▸ **AIM**:
Identify the lines that contain the string "document", then copy each of them.

▸ **GIVEN DATA**:
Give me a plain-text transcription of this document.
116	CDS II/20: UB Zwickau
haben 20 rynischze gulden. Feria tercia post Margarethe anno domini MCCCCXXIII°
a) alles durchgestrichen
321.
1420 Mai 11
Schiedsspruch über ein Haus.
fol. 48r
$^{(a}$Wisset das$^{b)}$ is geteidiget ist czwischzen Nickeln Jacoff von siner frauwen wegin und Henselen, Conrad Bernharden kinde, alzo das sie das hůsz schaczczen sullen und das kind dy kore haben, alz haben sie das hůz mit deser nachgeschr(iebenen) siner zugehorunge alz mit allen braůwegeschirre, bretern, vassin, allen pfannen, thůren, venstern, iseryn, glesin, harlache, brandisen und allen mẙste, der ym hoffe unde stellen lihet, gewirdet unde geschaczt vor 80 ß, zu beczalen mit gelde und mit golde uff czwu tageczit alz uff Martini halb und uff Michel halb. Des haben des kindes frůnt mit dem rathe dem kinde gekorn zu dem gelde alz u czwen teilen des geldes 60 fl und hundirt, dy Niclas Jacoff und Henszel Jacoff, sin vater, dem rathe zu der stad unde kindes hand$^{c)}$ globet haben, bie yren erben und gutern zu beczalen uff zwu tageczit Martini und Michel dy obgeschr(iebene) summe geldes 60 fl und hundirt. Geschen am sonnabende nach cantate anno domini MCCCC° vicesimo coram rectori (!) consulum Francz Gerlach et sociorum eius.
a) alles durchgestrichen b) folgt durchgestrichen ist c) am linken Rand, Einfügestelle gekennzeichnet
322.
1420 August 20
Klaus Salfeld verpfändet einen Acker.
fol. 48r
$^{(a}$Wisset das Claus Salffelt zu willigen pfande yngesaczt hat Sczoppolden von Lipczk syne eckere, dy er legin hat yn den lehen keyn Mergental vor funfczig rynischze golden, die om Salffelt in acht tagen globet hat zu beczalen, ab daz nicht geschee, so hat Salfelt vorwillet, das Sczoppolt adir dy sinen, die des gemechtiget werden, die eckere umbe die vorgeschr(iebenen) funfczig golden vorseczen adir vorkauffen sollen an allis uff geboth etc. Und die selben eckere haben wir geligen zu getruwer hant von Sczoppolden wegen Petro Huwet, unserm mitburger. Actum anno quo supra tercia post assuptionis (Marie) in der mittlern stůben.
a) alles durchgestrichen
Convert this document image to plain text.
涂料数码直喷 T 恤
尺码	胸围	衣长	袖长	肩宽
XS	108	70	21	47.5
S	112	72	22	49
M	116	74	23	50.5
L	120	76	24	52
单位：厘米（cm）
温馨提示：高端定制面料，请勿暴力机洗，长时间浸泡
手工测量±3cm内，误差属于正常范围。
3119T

▸ **THE COMPLETED TASK**:
Give me a plain-text transcription of this document.
Convert this document image to plain text.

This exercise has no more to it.